Request - Please quote the material exactly, every line of it.

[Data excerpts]
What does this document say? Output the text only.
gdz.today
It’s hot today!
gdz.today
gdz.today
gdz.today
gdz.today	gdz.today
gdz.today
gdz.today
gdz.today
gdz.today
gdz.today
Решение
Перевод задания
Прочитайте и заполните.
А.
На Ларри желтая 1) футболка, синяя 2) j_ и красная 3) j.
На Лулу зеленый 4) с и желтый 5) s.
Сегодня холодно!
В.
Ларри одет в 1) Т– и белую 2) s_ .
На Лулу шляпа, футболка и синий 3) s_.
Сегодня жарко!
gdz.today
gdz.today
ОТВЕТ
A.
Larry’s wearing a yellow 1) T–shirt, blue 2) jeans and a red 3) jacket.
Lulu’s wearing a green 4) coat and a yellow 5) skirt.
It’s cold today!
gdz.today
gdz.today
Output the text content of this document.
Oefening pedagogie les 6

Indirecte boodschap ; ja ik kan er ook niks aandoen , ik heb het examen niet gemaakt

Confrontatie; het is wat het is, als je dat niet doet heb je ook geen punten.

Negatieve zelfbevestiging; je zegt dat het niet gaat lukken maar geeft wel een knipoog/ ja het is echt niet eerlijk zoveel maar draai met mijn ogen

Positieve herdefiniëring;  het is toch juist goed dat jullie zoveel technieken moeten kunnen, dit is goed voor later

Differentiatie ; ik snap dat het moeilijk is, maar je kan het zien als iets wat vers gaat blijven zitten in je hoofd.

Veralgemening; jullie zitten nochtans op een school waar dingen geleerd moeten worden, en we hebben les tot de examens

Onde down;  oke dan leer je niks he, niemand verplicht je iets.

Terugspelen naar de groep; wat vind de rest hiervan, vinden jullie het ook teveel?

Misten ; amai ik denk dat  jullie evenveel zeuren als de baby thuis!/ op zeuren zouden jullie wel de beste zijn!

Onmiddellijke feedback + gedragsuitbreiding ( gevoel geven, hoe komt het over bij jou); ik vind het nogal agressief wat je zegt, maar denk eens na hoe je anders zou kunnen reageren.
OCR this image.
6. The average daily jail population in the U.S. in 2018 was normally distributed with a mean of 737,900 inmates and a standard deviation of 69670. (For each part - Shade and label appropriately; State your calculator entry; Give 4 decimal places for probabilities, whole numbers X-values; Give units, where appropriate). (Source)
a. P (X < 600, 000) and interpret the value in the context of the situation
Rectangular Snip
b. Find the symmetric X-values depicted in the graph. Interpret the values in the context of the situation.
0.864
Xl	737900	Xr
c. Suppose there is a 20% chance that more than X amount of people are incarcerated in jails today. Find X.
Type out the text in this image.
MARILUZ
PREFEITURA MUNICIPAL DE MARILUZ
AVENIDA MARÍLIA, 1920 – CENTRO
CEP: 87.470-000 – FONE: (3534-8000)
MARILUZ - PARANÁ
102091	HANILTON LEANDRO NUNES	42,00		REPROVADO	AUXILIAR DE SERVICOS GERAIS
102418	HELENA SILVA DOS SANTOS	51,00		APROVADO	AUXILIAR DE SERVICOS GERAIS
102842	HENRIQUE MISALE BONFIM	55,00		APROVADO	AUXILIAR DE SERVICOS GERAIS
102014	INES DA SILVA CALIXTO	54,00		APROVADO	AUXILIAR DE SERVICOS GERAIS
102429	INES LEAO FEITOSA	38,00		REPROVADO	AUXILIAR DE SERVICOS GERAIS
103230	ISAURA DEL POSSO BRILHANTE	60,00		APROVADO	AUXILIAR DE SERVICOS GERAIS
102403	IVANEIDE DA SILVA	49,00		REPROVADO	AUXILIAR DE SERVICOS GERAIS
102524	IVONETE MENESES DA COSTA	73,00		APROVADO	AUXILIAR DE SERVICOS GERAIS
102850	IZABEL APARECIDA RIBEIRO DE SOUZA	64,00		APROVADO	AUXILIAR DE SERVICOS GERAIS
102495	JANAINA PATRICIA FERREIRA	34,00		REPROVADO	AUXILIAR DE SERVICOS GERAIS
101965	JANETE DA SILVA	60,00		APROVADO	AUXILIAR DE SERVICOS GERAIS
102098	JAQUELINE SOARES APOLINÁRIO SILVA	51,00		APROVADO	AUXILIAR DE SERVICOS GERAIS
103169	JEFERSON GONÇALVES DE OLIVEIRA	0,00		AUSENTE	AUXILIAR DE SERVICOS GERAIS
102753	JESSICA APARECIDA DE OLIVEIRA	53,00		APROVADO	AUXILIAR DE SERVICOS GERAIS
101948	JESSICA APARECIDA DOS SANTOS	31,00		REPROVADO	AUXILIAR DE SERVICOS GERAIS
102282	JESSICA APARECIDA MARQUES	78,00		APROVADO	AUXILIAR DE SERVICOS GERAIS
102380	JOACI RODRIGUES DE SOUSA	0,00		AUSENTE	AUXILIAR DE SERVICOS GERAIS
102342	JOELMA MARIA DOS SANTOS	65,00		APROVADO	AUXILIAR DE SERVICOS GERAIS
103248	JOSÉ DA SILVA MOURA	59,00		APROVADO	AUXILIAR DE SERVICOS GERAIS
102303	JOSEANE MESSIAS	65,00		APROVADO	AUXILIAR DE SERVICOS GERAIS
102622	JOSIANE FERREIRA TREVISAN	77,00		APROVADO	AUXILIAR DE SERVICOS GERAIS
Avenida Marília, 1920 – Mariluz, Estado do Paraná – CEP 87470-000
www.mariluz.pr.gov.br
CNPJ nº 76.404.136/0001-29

Result -
What does this document say? Output the text only.
gdz.today
It’s hot today!
gdz.today
gdz.today
gdz.today
gdz.today	gdz.today
gdz.today
gdz.today
gdz.today
gdz.today
gdz.today
Решение
Перевод задания
Прочитайте и заполните.
А.
На Ларри желтая 1) футболка, синяя 2) j_ и красная 3) j.
На Лулу зеленый 4) с и желтый 5) s.
Сегодня холодно!
В.
Ларри одет в 1) Т– и белую 2) s_ .
На Лулу шляпа, футболка и синий 3) s_.
Сегодня жарко!
gdz.today
gdz.today
ОТВЕТ
A.
Larry’s wearing a yellow 1) T–shirt, blue 2) jeans and a red 3) jacket.
Lulu’s wearing a green 4) coat and a yellow 5) skirt.
It’s cold today!
gdz.today
gdz.today
Output the text content of this document.
Oefening pedagogie les 6

Indirecte boodschap ; ja ik kan er ook niks aandoen , ik heb het examen niet gemaakt

Confrontatie; het is wat het is, als je dat niet doet heb je ook geen punten.

Negatieve zelfbevestiging; je zegt dat het niet gaat lukken maar geeft wel een knipoog/ ja het is echt niet eerlijk zoveel maar draai met mijn ogen

Positieve herdefiniëring;  het is toch juist goed dat jullie zoveel technieken moeten kunnen, dit is goed voor later

Differentiatie ; ik snap dat het moeilijk is, maar je kan het zien als iets wat vers gaat blijven zitten in je hoofd.

Veralgemening; jullie zitten nochtans op een school waar dingen geleerd moeten worden, en we hebben les tot de examens

Onde down;  oke dan leer je niks he, niemand verplicht je iets.

Terugspelen naar de groep; wat vind de rest hiervan, vinden jullie het ook teveel?

Misten ; amai ik denk dat  jullie evenveel zeuren als de baby thuis!/ op zeuren zouden jullie wel de beste zijn!

Onmiddellijke feedback + gedragsuitbreiding ( gevoel geven, hoe komt het over bij jou); ik vind het nogal agressief wat je zegt, maar denk eens na hoe je anders zou kunnen reageren.
OCR this image.
6. The average daily jail population in the U.S. in 2018 was normally distributed with a mean of 737,900 inmates and a standard deviation of 69670. (For each part - Shade and label appropriately; State your calculator entry; Give 4 decimal places for probabilities, whole numbers X-values; Give units, where appropriate). (Source)
a. P (X < 600, 000) and interpret the value in the context of the situation
Rectangular Snip
b. Find the symmetric X-values depicted in the graph. Interpret the values in the context of the situation.
0.864
Xl	737900	Xr
c. Suppose there is a 20% chance that more than X amount of people are incarcerated in jails today. Find X.
Type out the text in this image.
MARILUZ
PREFEITURA MUNICIPAL DE MARILUZ
AVENIDA MARÍLIA, 1920 – CENTRO
CEP: 87.470-000 – FONE: (3534-8000)
MARILUZ - PARANÁ
102091	HANILTON LEANDRO NUNES	42,00		REPROVADO	AUXILIAR DE SERVICOS GERAIS
102418	HELENA SILVA DOS SANTOS	51,00		APROVADO	AUXILIAR DE SERVICOS GERAIS
102842	HENRIQUE MISALE BONFIM	55,00		APROVADO	AUXILIAR DE SERVICOS GERAIS
102014	INES DA SILVA CALIXTO	54,00		APROVADO	AUXILIAR DE SERVICOS GERAIS
102429	INES LEAO FEITOSA	38,00		REPROVADO	AUXILIAR DE SERVICOS GERAIS
103230	ISAURA DEL POSSO BRILHANTE	60,00		APROVADO	AUXILIAR DE SERVICOS GERAIS
102403	IVANEIDE DA SILVA	49,00		REPROVADO	AUXILIAR DE SERVICOS GERAIS
102524	IVONETE MENESES DA COSTA	73,00		APROVADO	AUXILIAR DE SERVICOS GERAIS
102850	IZABEL APARECIDA RIBEIRO DE SOUZA	64,00		APROVADO	AUXILIAR DE SERVICOS GERAIS
102495	JANAINA PATRICIA FERREIRA	34,00		REPROVADO	AUXILIAR DE SERVICOS GERAIS
101965	JANETE DA SILVA	60,00		APROVADO	AUXILIAR DE SERVICOS GERAIS
102098	JAQUELINE SOARES APOLINÁRIO SILVA	51,00		APROVADO	AUXILIAR DE SERVICOS GERAIS
103169	JEFERSON GONÇALVES DE OLIVEIRA	0,00		AUSENTE	AUXILIAR DE SERVICOS GERAIS
102753	JESSICA APARECIDA DE OLIVEIRA	53,00		APROVADO	AUXILIAR DE SERVICOS GERAIS
101948	JESSICA APARECIDA DOS SANTOS	31,00		REPROVADO	AUXILIAR DE SERVICOS GERAIS
102282	JESSICA APARECIDA MARQUES	78,00		APROVADO	AUXILIAR DE SERVICOS GERAIS
102380	JOACI RODRIGUES DE SOUSA	0,00		AUSENTE	AUXILIAR DE SERVICOS GERAIS
102342	JOELMA MARIA DOS SANTOS	65,00		APROVADO	AUXILIAR DE SERVICOS GERAIS
103248	JOSÉ DA SILVA MOURA	59,00		APROVADO	AUXILIAR DE SERVICOS GERAIS
102303	JOSEANE MESSIAS	65,00		APROVADO	AUXILIAR DE SERVICOS GERAIS
102622	JOSIANE FERREIRA TREVISAN	77,00		APROVADO	AUXILIAR DE SERVICOS GERAIS
Avenida Marília, 1920 – Mariluz, Estado do Paraná – CEP 87470-000
www.mariluz.pr.gov.br
CNPJ nº 76.404.136/0001-29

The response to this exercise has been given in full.